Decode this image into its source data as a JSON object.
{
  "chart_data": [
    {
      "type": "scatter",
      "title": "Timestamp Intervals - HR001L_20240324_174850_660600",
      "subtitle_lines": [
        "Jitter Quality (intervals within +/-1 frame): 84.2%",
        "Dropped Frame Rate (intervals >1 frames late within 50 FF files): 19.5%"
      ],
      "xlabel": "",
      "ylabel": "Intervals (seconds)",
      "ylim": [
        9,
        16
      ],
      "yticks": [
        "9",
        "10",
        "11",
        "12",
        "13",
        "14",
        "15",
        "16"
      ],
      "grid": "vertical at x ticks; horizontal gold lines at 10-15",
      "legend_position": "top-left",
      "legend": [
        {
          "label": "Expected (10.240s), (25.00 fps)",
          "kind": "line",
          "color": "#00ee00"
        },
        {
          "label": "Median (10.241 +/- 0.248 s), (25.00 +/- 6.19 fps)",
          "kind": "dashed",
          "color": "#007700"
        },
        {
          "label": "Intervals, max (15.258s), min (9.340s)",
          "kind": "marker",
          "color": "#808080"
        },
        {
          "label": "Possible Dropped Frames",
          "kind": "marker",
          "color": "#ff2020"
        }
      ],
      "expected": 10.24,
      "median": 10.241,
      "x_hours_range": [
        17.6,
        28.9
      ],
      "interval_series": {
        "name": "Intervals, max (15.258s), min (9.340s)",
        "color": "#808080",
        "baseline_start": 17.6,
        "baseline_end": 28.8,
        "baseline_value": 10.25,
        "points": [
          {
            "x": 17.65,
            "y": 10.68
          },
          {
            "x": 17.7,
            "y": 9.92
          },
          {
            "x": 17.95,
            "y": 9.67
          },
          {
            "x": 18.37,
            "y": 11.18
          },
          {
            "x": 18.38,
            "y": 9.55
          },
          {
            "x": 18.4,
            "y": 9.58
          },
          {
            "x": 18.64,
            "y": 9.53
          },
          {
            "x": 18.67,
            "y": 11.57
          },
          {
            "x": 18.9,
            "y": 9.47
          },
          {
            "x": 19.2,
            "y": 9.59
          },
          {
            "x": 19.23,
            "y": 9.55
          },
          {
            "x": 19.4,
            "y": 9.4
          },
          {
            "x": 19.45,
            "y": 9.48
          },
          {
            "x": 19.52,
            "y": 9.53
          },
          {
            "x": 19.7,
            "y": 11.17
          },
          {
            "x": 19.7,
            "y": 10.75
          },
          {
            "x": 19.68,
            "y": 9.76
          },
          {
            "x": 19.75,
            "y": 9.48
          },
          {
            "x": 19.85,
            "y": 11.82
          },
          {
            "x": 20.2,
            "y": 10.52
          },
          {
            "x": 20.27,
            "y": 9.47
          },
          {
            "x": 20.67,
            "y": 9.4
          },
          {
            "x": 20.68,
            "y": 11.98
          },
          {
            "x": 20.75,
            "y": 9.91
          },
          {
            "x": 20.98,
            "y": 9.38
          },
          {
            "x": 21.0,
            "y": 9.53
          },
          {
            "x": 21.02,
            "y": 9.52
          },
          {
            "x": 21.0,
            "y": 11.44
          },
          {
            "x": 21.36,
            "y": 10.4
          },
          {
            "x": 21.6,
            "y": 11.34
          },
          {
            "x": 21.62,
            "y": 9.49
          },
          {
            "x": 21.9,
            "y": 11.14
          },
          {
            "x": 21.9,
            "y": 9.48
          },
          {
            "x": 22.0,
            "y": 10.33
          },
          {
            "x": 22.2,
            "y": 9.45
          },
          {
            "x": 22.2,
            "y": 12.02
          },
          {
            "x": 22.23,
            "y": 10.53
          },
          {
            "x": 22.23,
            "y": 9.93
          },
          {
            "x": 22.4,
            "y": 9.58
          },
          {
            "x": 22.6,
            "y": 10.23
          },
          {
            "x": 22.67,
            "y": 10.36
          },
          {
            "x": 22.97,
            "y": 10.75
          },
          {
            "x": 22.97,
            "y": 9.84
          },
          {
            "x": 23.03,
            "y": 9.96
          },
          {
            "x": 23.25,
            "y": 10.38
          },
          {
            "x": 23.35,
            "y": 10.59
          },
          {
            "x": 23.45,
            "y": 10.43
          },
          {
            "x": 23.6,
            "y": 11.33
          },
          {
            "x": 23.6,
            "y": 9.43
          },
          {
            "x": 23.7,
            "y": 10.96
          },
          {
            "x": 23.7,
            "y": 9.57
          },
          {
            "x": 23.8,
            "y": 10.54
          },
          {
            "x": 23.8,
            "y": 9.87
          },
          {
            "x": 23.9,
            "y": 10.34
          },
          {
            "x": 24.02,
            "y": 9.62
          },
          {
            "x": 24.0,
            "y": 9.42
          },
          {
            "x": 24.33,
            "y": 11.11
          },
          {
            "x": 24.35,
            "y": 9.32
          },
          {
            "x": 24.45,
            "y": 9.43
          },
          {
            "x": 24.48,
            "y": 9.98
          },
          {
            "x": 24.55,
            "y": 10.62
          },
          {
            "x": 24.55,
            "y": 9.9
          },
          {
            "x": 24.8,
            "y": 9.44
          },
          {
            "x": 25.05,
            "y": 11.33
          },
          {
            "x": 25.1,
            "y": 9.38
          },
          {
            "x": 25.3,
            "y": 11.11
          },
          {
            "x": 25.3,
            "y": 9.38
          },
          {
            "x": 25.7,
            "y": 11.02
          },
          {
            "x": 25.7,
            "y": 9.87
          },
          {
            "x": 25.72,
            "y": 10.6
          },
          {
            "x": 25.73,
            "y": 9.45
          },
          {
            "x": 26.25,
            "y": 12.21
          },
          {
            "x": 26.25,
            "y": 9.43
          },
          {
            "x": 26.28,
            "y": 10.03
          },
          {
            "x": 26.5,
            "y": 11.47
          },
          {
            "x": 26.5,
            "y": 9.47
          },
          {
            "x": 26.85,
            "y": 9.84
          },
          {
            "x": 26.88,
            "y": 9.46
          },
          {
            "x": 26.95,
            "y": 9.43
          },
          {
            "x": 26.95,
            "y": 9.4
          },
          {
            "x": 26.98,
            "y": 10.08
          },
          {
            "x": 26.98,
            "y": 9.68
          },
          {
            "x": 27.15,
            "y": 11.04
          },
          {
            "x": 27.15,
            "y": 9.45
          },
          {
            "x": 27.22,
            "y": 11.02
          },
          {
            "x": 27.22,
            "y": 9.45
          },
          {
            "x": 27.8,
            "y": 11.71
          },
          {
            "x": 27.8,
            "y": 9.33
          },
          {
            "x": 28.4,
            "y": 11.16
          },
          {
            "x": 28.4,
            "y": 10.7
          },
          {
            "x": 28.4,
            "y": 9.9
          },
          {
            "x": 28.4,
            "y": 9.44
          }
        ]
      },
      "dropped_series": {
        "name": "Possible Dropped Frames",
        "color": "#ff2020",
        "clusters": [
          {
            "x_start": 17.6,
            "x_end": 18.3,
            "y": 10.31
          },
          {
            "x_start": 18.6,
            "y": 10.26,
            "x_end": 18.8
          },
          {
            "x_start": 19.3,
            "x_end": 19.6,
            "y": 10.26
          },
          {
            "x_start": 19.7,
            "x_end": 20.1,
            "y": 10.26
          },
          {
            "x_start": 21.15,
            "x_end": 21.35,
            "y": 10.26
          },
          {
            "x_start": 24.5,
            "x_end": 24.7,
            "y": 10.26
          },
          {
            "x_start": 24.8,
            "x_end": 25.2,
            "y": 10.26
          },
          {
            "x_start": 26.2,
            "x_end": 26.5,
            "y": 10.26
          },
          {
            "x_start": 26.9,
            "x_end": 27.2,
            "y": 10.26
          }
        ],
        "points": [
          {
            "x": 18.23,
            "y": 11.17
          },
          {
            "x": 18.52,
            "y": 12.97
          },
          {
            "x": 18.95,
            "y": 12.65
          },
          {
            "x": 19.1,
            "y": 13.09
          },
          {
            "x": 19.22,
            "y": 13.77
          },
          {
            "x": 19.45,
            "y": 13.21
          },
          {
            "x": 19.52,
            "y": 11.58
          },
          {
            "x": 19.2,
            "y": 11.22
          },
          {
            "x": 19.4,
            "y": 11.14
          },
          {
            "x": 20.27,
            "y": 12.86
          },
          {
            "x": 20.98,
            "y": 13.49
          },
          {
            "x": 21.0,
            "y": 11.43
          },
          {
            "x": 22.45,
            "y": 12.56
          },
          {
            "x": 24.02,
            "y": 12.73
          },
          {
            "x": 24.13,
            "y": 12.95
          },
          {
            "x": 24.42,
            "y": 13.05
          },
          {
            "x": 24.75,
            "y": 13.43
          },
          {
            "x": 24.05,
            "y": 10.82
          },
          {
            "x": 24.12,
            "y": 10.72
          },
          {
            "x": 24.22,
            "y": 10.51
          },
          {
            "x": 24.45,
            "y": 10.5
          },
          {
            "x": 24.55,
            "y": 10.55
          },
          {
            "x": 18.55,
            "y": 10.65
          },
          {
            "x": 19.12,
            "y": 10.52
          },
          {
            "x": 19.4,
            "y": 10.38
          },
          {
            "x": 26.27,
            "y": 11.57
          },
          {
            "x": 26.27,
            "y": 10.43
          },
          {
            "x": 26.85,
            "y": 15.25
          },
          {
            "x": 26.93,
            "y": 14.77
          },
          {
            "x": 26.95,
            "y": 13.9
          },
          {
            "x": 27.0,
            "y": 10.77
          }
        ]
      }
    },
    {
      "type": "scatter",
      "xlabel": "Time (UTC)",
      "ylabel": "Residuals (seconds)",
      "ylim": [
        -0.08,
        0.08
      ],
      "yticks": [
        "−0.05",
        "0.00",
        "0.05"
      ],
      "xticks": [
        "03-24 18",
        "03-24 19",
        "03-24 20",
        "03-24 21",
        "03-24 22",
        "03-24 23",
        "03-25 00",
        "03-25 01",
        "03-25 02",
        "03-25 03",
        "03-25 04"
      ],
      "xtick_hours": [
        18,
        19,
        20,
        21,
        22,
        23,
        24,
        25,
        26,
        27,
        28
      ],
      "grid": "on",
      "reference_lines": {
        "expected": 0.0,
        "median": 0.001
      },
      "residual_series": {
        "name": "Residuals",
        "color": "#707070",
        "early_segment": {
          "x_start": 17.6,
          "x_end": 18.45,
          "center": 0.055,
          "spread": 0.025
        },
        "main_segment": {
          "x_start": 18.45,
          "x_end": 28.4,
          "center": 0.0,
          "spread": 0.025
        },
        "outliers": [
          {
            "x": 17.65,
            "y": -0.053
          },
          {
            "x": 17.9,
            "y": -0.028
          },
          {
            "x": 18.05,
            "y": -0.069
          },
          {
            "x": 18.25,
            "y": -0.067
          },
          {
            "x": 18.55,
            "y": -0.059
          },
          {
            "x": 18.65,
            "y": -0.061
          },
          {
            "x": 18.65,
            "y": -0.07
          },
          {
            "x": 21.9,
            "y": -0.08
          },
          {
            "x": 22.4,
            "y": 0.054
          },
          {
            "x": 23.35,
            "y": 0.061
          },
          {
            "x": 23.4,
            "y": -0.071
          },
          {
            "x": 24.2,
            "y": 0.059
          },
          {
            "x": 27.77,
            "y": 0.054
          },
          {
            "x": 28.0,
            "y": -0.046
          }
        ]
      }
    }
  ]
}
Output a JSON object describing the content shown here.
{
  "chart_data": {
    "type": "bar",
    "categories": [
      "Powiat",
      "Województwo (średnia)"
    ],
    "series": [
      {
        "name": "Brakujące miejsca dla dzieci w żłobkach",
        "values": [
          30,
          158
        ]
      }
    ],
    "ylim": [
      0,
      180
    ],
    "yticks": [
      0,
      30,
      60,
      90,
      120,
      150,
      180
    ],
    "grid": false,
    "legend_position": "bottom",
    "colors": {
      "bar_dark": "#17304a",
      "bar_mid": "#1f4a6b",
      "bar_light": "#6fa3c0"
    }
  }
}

▶ _Objective_: Go through the entries and return each line where the word "within" appears.

▶ _Response_:
        "Jitter Quality (intervals within +/-1 frame): 84.2%",
        "Dropped Frame Rate (intervals >1 frames late within 50 FF files): 19.5%"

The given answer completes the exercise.